Source records =>
= = = = =

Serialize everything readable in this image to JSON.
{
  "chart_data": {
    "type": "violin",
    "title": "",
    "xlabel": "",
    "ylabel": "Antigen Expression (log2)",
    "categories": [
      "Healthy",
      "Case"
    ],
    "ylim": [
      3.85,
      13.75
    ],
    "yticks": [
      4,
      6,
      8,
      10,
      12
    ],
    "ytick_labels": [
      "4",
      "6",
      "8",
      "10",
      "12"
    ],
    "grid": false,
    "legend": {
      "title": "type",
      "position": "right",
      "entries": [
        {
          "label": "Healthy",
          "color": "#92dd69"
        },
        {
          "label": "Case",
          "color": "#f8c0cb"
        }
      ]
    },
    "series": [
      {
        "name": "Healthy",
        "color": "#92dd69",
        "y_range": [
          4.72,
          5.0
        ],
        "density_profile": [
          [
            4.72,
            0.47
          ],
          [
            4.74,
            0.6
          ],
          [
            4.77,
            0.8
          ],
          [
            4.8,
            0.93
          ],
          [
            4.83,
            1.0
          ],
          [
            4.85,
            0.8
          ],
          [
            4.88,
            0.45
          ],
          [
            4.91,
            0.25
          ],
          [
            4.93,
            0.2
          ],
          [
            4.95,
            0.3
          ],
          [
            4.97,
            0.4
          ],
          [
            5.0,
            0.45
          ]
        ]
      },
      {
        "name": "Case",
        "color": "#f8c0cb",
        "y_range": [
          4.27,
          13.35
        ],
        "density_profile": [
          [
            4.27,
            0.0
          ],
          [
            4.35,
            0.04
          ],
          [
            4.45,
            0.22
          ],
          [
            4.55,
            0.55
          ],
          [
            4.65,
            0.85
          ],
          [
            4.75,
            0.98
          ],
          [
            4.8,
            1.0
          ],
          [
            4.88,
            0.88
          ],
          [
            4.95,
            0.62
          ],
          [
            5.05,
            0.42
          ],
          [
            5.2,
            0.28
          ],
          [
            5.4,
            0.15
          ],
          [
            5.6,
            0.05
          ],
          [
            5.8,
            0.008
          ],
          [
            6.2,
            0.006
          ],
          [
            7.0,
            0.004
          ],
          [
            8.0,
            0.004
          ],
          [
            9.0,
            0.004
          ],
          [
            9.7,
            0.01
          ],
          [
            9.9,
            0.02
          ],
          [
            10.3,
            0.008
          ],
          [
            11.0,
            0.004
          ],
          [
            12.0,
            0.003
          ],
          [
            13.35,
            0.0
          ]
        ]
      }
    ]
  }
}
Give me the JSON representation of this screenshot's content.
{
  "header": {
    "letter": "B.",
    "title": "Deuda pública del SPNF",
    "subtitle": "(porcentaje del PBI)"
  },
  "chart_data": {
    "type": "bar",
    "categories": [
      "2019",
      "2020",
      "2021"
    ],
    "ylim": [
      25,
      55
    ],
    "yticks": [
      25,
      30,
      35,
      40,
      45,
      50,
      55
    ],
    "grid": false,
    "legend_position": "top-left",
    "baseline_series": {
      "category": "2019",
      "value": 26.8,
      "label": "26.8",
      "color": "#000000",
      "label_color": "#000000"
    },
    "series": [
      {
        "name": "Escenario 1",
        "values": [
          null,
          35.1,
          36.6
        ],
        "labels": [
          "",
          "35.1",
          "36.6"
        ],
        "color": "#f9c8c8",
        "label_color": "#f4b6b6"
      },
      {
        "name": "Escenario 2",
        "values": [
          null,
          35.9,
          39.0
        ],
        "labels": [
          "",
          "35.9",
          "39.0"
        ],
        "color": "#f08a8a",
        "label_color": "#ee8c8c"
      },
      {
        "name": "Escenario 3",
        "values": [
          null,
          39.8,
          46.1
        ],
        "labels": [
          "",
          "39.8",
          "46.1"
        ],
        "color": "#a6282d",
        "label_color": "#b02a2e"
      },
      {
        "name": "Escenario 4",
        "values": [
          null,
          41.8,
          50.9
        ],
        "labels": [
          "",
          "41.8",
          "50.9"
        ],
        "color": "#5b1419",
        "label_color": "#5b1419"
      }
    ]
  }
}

= = = = =

What to produce => Print the whole listing again, exactly.

Complete answer =>
Serialize everything readable in this image to JSON.
{
  "chart_data": {
    "type": "violin",
    "title": "",
    "xlabel": "",
    "ylabel": "Antigen Expression (log2)",
    "categories": [
      "Healthy",
      "Case"
    ],
    "ylim": [
      3.85,
      13.75
    ],
    "yticks": [
      4,
      6,
      8,
      10,
      12
    ],
    "ytick_labels": [
      "4",
      "6",
      "8",
      "10",
      "12"
    ],
    "grid": false,
    "legend": {
      "title": "type",
      "position": "right",
      "entries": [
        {
          "label": "Healthy",
          "color": "#92dd69"
        },
        {
          "label": "Case",
          "color": "#f8c0cb"
        }
      ]
    },
    "series": [
      {
        "name": "Healthy",
        "color": "#92dd69",
        "y_range": [
          4.72,
          5.0
        ],
        "density_profile": [
          [
            4.72,
            0.47
          ],
          [
            4.74,
            0.6
          ],
          [
            4.77,
            0.8
          ],
          [
            4.8,
            0.93
          ],
          [
            4.83,
            1.0
          ],
          [
            4.85,
            0.8
          ],
          [
            4.88,
            0.45
          ],
          [
            4.91,
            0.25
          ],
          [
            4.93,
            0.2
          ],
          [
            4.95,
            0.3
          ],
          [
            4.97,
            0.4
          ],
          [
            5.0,
            0.45
          ]
        ]
      },
      {
        "name": "Case",
        "color": "#f8c0cb",
        "y_range": [
          4.27,
          13.35
        ],
        "density_profile": [
          [
            4.27,
            0.0
          ],
          [
            4.35,
            0.04
          ],
          [
            4.45,
            0.22
          ],
          [
            4.55,
            0.55
          ],
          [
            4.65,
            0.85
          ],
          [
            4.75,
            0.98
          ],
          [
            4.8,
            1.0
          ],
          [
            4.88,
            0.88
          ],
          [
            4.95,
            0.62
          ],
          [
            5.05,
            0.42
          ],
          [
            5.2,
            0.28
          ],
          [
            5.4,
            0.15
          ],
          [
            5.6,
            0.05
          ],
          [
            5.8,
            0.008
          ],
          [
            6.2,
            0.006
          ],
          [
            7.0,
            0.004
          ],
          [
            8.0,
            0.004
          ],
          [
            9.0,
            0.004
          ],
          [
            9.7,
            0.01
          ],
          [
            9.9,
            0.02
          ],
          [
            10.3,
            0.008
          ],
          [
            11.0,
            0.004
          ],
          [
            12.0,
            0.003
          ],
          [
            13.35,
            0.0
          ]
        ]
      }
    ]
  }
}
Give me the JSON representation of this screenshot's content.
{
  "header": {
    "letter": "B.",
    "title": "Deuda pública del SPNF",
    "subtitle": "(porcentaje del PBI)"
  },
  "chart_data": {
    "type": "bar",
    "categories": [
      "2019",
      "2020",
      "2021"
    ],
    "ylim": [
      25,
      55
    ],
    "yticks": [
      25,
      30,
      35,
      40,
      45,
      50,
      55
    ],
    "grid": false,
    "legend_position": "top-left",
    "baseline_series": {
      "category": "2019",
      "value": 26.8,
      "label": "26.8",
      "color": "#000000",
      "label_color": "#000000"
    },
    "series": [
      {
        "name": "Escenario 1",
        "values": [
          null,
          35.1,
          36.6
        ],
        "labels": [
          "",
          "35.1",
          "36.6"
        ],
        "color": "#f9c8c8",
        "label_color": "#f4b6b6"
      },
      {
        "name": "Escenario 2",
        "values": [
          null,
          35.9,
          39.0
        ],
        "labels": [
          "",
          "35.9",
          "39.0"
        ],
        "color": "#f08a8a",
        "label_color": "#ee8c8c"
      },
      {
        "name": "Escenario 3",
        "values": [
          null,
          39.8,
          46.1
        ],
        "labels": [
          "",
          "39.8",
          "46.1"
        ],
        "color": "#a6282d",
        "label_color": "#b02a2e"
      },
      {
        "name": "Escenario 4",
        "values": [
          null,
          41.8,
          50.9
        ],
        "labels": [
          "",
          "41.8",
          "50.9"
        ],
        "color": "#5b1419",
        "label_color": "#5b1419"
      }
    ]
  }
}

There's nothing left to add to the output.